Required task:
Gather every line from the entries below that includes "niet".

Saved data entries
....
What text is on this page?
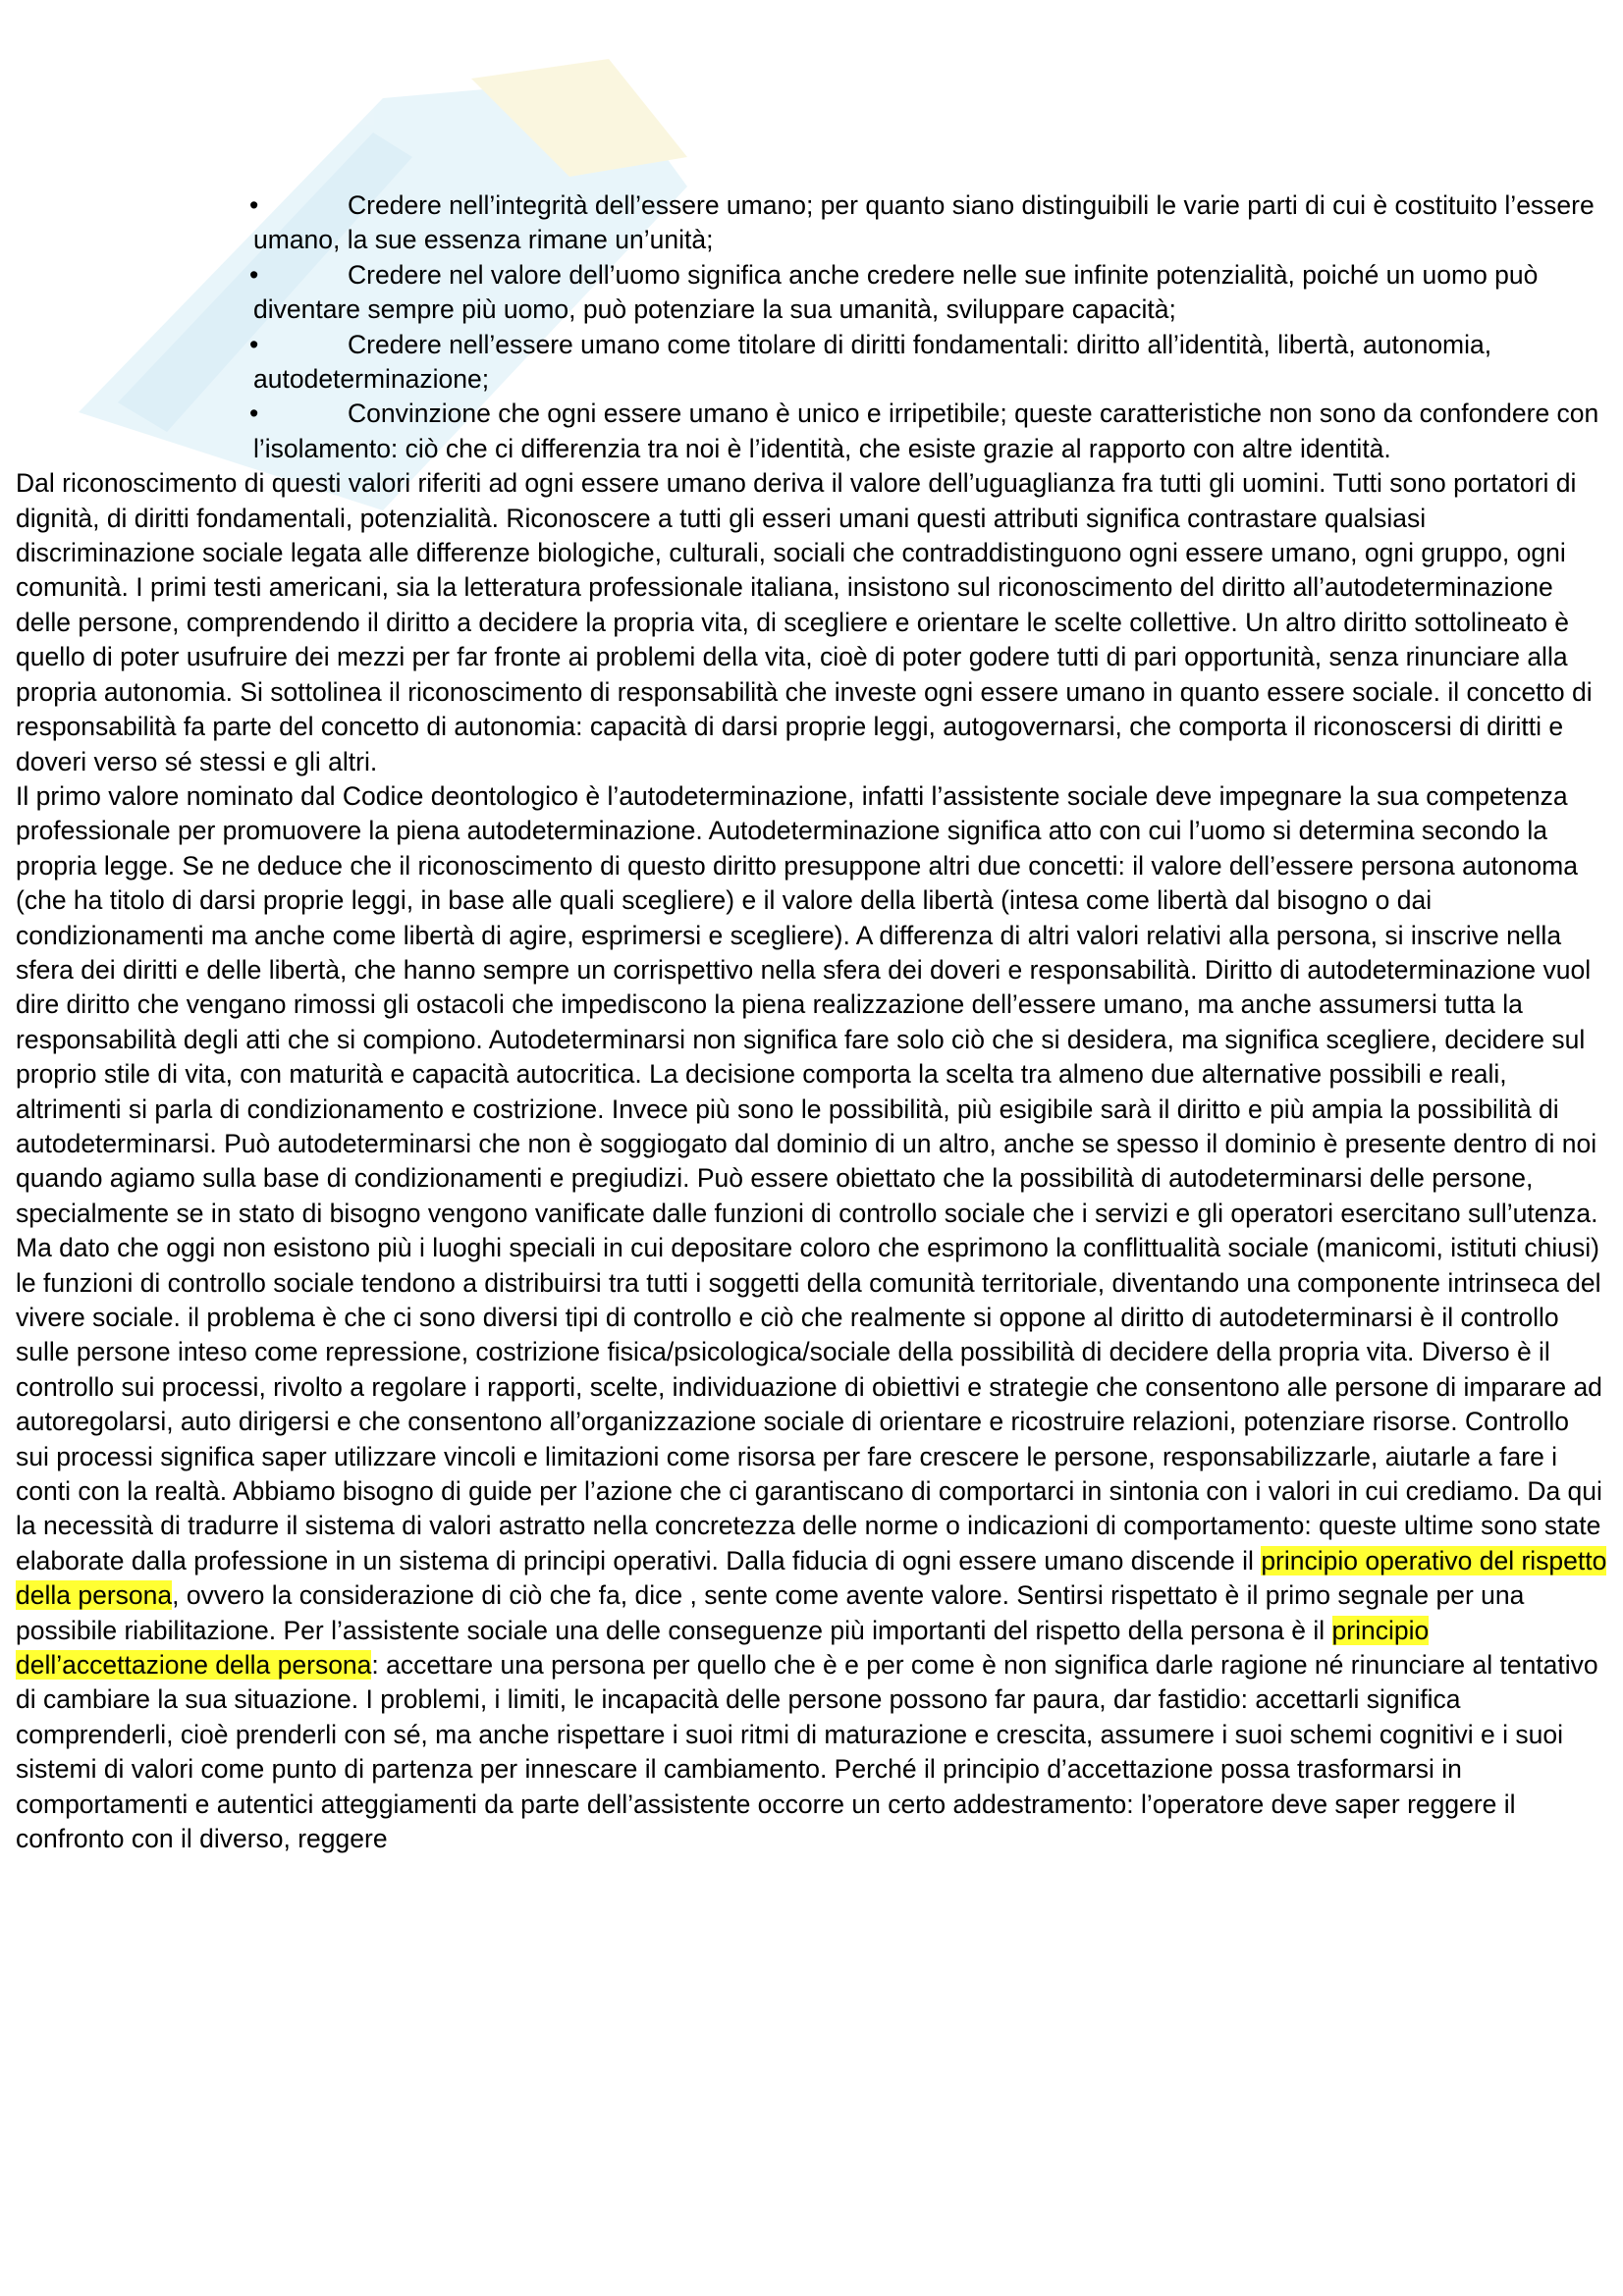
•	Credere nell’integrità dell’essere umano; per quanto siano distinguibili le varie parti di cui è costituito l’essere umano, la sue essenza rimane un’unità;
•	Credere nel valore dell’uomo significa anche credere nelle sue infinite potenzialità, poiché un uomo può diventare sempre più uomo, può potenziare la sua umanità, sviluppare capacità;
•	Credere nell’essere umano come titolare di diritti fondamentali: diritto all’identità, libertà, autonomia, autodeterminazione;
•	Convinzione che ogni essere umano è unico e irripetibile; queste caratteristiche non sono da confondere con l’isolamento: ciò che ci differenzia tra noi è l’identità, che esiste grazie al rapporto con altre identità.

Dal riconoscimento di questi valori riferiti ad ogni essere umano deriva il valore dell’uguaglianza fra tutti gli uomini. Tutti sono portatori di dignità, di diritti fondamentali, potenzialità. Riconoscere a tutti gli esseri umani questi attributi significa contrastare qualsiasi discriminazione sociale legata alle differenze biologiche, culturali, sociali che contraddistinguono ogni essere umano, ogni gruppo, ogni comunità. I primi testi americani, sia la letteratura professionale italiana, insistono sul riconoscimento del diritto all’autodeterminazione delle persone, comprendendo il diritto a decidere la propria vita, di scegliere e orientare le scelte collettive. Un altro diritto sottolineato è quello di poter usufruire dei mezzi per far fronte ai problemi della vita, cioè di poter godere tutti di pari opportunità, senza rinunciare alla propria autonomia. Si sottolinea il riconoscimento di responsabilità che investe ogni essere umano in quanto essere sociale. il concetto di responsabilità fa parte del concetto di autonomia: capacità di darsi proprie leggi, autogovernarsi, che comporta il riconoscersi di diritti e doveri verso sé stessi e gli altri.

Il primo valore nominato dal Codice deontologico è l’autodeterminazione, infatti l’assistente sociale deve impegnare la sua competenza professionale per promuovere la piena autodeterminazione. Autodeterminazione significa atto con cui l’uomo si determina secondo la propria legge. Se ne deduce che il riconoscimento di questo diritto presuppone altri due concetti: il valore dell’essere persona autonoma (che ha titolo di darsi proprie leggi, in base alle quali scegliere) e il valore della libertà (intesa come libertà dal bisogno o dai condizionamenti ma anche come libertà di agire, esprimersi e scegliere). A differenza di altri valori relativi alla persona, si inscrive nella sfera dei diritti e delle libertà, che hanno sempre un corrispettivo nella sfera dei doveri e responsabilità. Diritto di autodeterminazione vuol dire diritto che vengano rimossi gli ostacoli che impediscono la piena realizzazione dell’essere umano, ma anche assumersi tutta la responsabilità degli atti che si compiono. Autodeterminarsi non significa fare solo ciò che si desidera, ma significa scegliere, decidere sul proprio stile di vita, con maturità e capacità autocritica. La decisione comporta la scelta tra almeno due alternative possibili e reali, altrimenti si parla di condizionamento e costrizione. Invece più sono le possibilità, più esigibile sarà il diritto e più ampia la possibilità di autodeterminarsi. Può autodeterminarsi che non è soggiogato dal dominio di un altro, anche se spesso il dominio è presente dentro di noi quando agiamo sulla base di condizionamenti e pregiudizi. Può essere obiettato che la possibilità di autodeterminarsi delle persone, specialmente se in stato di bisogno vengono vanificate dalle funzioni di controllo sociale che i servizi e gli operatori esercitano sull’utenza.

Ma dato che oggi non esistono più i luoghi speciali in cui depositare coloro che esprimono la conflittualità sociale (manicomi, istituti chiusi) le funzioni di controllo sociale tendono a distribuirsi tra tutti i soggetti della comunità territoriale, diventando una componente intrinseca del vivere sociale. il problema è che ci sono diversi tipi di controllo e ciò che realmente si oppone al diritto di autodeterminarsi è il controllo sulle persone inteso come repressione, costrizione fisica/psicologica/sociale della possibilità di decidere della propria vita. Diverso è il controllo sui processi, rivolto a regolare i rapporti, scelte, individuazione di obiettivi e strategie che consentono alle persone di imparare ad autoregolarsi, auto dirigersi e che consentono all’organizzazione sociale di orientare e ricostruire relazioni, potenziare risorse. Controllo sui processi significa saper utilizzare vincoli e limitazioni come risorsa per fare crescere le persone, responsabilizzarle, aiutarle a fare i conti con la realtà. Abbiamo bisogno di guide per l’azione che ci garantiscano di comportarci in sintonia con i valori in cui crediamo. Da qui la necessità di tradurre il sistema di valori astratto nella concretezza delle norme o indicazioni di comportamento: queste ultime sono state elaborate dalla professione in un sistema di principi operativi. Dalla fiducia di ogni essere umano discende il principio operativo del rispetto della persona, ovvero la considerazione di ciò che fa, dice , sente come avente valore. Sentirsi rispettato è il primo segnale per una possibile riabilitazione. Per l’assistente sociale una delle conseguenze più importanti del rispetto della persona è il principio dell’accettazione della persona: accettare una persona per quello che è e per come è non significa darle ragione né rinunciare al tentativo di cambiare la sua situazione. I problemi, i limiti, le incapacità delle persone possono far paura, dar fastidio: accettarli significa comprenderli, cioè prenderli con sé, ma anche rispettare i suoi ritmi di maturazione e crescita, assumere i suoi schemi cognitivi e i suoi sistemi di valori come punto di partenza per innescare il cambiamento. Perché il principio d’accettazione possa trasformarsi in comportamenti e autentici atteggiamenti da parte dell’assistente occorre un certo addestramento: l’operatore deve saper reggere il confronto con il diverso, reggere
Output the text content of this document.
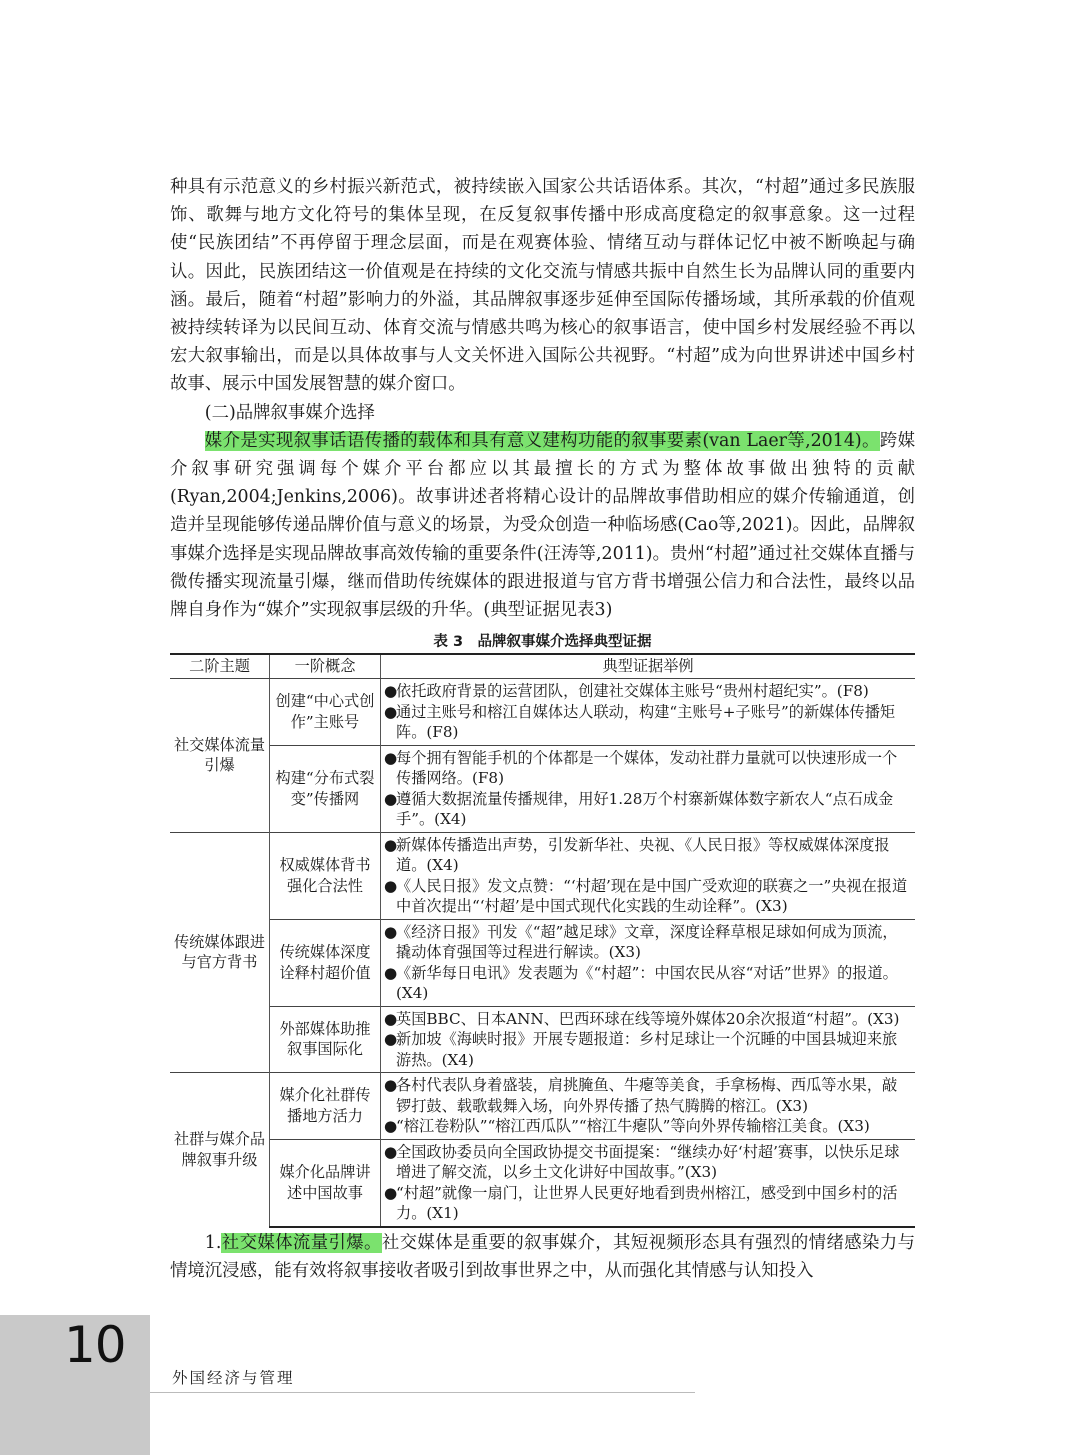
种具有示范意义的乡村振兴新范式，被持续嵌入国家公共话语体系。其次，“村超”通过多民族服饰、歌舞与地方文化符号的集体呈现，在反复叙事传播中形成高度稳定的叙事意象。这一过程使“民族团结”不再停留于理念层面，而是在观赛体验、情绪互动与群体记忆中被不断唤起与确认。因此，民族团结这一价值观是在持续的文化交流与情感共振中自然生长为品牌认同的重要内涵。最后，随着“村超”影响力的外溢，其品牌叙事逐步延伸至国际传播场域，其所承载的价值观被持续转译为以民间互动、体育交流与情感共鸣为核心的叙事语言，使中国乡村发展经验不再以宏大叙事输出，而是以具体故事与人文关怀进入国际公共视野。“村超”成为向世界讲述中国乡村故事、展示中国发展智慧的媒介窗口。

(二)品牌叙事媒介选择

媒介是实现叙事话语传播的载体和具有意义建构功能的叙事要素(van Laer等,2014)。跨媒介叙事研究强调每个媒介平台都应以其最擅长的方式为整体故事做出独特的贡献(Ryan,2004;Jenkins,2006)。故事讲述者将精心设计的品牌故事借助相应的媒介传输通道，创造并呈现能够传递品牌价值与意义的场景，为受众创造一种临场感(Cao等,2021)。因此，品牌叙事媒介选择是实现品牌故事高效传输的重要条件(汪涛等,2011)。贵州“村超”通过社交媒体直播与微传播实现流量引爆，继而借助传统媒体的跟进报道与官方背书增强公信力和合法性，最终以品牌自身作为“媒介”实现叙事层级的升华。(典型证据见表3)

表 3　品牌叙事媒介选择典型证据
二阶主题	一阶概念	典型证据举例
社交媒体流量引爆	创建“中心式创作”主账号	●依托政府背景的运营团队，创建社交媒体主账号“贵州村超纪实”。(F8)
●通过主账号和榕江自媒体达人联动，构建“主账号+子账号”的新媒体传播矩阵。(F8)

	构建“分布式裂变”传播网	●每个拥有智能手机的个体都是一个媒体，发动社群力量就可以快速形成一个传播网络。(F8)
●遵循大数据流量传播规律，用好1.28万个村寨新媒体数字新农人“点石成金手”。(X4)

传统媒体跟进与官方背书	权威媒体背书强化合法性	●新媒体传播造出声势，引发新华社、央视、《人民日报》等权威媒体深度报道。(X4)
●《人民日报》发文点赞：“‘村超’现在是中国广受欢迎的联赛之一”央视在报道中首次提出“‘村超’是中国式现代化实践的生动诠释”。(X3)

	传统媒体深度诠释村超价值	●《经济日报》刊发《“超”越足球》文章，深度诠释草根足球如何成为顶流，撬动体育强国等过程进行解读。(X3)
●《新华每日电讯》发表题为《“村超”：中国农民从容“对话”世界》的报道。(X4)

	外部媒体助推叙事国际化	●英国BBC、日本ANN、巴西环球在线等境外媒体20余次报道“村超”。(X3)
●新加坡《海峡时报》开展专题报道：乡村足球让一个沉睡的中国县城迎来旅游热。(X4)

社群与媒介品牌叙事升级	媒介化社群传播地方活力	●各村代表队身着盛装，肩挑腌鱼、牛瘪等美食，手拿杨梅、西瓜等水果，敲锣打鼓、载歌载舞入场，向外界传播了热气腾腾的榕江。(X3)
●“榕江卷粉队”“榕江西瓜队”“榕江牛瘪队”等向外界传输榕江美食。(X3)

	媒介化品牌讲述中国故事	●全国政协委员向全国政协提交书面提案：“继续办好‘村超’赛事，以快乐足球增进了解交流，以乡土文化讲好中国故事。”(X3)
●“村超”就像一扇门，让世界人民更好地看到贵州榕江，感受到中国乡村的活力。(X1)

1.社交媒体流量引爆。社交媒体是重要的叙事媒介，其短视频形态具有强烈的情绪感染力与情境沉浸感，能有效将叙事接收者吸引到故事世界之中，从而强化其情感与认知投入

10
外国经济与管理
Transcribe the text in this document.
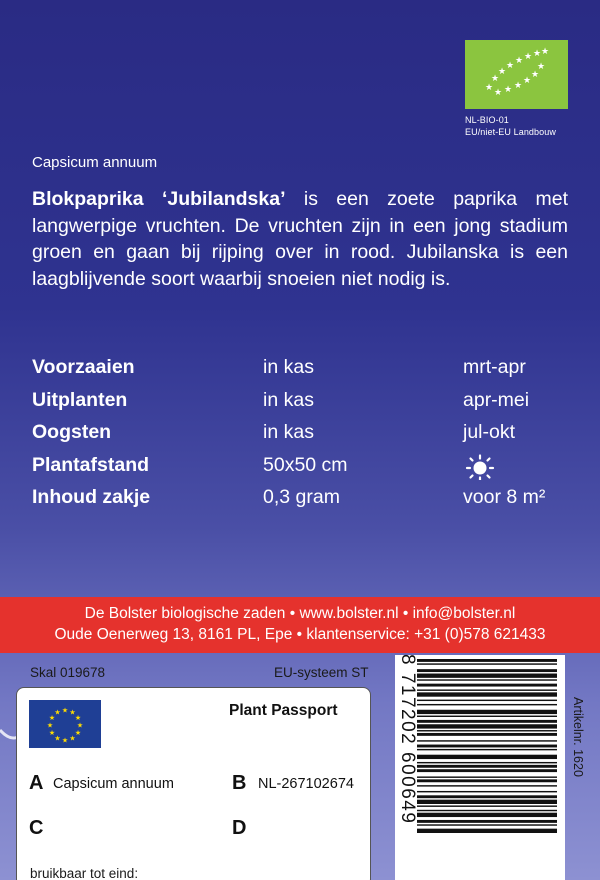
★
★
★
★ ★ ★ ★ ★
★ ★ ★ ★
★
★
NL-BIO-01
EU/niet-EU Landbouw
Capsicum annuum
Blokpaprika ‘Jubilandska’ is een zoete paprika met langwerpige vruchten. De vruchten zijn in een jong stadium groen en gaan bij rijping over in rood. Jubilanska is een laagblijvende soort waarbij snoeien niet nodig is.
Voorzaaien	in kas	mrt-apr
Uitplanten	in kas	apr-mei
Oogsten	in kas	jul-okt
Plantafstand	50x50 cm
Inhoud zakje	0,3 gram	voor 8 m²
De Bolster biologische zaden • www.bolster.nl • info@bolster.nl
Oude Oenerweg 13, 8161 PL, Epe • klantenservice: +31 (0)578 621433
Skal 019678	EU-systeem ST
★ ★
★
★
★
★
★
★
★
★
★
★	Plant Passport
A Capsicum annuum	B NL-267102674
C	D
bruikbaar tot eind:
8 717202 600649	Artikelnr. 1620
....
Problem solution:
EU/niet-EU Landbouw
Blokpaprika ‘Jubilandska’ is een zoete paprika met langwerpige vruchten. De vruchten zijn in een jong stadium groen en gaan bij rijping over in rood. Jubilanska is een laagblijvende soort waarbij snoeien niet nodig is.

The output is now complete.